Check every line below for the word "previous" and show those that hold it.

◇ ◇ ◇

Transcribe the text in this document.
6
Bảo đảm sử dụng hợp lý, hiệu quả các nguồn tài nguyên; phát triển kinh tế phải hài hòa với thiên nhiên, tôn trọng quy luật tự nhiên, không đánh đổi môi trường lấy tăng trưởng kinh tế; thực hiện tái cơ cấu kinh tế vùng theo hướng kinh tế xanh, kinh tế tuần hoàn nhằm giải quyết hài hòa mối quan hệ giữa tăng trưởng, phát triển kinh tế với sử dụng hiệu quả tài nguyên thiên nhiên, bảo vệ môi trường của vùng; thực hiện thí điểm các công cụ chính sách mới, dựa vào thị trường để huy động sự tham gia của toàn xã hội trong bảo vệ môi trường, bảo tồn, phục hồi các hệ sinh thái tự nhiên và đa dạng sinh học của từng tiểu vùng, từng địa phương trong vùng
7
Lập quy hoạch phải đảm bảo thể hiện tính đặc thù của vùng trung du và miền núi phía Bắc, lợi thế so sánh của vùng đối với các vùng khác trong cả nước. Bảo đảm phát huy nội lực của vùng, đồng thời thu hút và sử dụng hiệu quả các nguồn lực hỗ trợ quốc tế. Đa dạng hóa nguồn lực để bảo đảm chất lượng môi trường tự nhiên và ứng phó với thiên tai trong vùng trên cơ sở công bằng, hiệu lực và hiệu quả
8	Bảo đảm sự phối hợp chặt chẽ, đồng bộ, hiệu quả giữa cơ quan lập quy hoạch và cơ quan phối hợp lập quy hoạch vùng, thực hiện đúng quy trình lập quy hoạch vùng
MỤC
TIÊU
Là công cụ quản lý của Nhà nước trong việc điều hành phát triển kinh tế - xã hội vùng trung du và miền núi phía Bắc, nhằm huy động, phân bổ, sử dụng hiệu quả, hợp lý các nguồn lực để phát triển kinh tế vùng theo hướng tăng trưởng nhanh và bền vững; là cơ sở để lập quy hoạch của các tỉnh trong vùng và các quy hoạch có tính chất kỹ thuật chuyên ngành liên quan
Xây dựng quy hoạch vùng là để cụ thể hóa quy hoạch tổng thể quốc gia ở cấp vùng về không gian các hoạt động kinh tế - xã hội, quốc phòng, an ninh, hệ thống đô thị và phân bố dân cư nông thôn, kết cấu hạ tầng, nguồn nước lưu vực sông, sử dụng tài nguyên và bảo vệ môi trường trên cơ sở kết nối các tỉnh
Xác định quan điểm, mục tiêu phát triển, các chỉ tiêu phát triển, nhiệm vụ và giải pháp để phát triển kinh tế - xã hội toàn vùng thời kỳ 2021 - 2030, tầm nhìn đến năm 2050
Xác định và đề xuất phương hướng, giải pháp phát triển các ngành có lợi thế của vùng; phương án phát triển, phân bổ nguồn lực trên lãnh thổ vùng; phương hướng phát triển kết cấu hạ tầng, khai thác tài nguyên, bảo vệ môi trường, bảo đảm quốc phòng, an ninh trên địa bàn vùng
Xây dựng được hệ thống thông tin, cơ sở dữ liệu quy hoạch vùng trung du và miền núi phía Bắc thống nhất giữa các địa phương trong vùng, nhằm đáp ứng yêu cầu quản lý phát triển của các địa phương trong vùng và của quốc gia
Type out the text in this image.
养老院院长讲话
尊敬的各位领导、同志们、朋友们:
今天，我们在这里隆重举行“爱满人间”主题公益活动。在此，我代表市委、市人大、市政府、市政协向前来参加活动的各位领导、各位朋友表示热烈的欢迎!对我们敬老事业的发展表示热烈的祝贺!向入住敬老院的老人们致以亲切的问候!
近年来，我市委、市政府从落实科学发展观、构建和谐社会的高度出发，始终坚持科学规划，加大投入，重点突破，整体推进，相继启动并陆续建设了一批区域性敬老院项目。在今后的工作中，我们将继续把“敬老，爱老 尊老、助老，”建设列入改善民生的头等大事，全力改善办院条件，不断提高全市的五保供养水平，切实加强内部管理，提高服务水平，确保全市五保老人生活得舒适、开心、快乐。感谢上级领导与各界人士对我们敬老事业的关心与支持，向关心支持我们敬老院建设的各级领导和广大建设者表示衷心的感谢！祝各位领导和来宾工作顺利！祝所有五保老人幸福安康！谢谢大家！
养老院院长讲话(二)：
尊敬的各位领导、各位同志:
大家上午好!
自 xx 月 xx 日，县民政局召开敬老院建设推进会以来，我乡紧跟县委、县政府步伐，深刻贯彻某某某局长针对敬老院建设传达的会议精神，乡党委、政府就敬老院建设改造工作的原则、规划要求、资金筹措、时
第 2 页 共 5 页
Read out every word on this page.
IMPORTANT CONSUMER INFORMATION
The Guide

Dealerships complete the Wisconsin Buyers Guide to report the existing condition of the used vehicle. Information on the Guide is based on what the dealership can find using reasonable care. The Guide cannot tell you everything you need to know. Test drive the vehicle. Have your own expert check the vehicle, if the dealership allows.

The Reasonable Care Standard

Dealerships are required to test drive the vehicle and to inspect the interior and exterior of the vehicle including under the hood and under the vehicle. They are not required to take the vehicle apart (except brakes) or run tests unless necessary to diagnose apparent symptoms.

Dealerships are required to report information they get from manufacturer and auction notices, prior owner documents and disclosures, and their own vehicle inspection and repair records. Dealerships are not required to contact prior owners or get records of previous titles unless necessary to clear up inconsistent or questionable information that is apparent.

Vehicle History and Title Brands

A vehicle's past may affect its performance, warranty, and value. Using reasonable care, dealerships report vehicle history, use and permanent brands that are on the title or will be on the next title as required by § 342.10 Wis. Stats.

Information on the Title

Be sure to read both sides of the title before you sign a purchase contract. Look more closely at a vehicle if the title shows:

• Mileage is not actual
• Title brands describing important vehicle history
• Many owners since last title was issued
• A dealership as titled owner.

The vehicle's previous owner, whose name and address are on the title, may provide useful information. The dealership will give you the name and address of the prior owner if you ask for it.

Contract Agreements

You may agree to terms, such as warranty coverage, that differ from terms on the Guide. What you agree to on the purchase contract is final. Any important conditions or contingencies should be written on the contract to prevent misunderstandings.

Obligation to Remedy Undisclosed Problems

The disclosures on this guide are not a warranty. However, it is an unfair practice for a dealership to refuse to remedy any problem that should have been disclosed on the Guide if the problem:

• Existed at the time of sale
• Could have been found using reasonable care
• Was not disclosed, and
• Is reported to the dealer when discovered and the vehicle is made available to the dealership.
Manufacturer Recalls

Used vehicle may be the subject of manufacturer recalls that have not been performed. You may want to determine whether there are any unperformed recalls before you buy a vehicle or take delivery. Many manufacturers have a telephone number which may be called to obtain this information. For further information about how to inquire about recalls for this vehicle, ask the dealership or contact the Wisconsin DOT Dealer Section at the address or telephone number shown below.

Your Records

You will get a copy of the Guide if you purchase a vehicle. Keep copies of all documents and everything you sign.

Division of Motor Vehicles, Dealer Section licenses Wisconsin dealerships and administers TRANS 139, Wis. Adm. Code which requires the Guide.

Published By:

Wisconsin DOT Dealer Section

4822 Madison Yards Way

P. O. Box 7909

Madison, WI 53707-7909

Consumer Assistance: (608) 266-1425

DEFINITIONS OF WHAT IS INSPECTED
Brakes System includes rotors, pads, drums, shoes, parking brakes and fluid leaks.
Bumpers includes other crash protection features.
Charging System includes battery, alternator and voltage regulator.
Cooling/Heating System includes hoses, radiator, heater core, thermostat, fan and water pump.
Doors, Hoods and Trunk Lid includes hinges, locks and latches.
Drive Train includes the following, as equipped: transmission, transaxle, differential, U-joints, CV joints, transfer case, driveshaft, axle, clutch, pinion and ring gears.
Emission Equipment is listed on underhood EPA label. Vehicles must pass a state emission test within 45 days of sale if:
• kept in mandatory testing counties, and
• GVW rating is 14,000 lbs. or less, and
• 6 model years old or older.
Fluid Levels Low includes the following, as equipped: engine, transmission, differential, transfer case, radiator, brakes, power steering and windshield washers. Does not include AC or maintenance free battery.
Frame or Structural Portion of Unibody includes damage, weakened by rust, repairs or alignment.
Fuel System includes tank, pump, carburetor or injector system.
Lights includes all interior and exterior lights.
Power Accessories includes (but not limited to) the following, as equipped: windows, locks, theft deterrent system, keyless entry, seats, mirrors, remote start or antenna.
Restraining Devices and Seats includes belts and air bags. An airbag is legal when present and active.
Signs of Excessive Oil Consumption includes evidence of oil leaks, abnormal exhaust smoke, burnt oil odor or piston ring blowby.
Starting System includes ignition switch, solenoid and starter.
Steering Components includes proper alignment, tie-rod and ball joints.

◇ ◇ ◇

Output below ->
Dealerships are required to report information they get from manufacturer and auction notices, prior owner documents and disclosures, and their own vehicle inspection and repair records. Dealerships are not required to contact prior owners or get records of previous titles unless necessary to clear up inconsistent or questionable information that is apparent.
The vehicle's previous owner, whose name and address are on the title, may provide useful information. The dealership will give you the name and address of the prior owner if you ask for it.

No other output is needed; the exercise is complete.